» **TASK BRIEF**
In the article on the film Christmas Cruelty!, which actor plays the serial killer dressed like Santa Claus?

** Opening DOCUMENT EXTRACT block **

Christmas Cruelty! (O'Hellige Jul!, lit. O Holy Christmas!) is a 2013 Norwegian slasher film written and directed by Magne Steinsvoll and Per-Ingvar Tomren and co-written by Eline Aasheim, Anita Nyhagen and Janne Iren Holseter. Given a limited theatrical release in its home country, the film stars Steinsvoll, Tomren and Aasheim as Christmas revelers who find themselves being terrorized by a serial killer (Tormod Lien) dressed like Santa Claus.

== Plot ==

A man brutalizes a family whose home he has broken into, raping the mother in front of her bound and gagged loved ones before murdering all of them, starting with the baby, who he eviscerates with a circular saw. Elsewhere, three friends named Eline, Magne and Per-Ingvar celebrate the holiday season by making decorations, pulling pranks and getting drunk. The next day, while the trio recover from their hangovers, the killer, revealed to be a loving family man and a NAV employee, begins stalking them after stumbling onto Eline and Per-Ingvar's case files, at one point telling his wife, "I can't stop thinking about a poor girl and a guy in a wheelchair. They are going to have a horrible Christmas. I have to contribute in my own way, so they don't have to worry about the new year at least."

** Closing DOCUMENT EXTRACT block **
** Opening SUPPLIED DATA block **

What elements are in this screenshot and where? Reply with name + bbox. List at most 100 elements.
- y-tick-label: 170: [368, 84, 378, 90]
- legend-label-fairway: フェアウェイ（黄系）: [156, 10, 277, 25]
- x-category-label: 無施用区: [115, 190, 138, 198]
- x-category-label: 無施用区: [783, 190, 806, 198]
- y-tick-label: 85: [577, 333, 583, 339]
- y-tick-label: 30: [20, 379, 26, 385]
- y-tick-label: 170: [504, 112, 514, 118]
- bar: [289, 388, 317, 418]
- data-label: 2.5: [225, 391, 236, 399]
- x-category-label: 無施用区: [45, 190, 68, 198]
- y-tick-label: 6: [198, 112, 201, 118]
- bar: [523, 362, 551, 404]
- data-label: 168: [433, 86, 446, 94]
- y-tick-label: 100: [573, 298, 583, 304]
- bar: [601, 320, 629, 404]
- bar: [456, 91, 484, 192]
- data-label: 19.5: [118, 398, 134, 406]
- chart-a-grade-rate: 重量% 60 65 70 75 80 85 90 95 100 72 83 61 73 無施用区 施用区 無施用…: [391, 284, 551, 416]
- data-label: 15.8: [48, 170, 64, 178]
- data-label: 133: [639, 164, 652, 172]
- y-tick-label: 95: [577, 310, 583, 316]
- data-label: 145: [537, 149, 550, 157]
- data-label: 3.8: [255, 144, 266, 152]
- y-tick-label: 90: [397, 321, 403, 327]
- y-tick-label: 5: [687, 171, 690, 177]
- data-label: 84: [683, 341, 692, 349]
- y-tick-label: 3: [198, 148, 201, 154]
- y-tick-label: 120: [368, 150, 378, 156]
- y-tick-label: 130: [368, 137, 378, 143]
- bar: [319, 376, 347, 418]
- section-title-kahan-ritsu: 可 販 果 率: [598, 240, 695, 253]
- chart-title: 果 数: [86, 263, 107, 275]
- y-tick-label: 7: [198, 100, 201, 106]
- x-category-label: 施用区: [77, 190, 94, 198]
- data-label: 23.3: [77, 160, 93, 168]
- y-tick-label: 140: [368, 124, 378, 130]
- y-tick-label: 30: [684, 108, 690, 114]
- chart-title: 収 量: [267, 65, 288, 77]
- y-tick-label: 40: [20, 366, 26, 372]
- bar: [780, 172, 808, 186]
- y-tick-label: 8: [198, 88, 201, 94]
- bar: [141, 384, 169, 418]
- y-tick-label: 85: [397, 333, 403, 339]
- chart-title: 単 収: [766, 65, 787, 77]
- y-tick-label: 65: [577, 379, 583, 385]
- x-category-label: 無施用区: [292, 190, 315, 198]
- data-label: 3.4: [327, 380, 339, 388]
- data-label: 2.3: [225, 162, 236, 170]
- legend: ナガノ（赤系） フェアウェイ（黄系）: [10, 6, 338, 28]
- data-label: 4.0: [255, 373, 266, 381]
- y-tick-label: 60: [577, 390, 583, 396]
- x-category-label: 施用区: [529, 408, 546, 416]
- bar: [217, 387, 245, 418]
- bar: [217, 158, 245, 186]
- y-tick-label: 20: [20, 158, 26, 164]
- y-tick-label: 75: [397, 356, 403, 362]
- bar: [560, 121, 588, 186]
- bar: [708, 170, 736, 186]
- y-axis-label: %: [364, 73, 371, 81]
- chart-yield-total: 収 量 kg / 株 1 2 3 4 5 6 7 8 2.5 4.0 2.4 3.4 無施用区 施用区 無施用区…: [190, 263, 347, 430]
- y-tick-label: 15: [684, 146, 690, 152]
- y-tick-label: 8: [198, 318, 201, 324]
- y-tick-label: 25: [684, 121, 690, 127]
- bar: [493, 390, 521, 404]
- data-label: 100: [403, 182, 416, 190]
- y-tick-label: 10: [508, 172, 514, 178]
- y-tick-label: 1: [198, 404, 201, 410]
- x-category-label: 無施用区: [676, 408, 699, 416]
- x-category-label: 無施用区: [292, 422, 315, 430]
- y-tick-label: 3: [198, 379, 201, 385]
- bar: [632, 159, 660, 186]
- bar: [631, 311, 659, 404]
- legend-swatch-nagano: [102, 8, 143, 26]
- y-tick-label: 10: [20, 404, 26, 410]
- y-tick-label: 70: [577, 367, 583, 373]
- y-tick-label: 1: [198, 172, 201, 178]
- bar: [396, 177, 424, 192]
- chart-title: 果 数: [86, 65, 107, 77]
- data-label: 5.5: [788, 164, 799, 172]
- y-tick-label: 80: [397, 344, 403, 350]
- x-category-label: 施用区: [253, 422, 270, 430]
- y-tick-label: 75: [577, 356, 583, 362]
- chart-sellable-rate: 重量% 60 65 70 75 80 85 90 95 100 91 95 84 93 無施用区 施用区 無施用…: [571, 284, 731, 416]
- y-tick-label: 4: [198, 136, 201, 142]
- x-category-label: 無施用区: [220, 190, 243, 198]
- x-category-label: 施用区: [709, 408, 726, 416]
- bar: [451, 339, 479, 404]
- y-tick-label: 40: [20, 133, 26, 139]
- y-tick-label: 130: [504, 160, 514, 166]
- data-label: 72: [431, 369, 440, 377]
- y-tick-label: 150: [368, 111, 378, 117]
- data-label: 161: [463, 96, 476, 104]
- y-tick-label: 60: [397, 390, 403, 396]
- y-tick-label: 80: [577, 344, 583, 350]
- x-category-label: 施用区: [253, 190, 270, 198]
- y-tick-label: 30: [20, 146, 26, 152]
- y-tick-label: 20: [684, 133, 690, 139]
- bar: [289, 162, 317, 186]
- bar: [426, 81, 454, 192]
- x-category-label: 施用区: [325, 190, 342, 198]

** Closing SUPPLIED DATA block **

» **ANSWER TO THIS EXERCISE**
Tormod Lien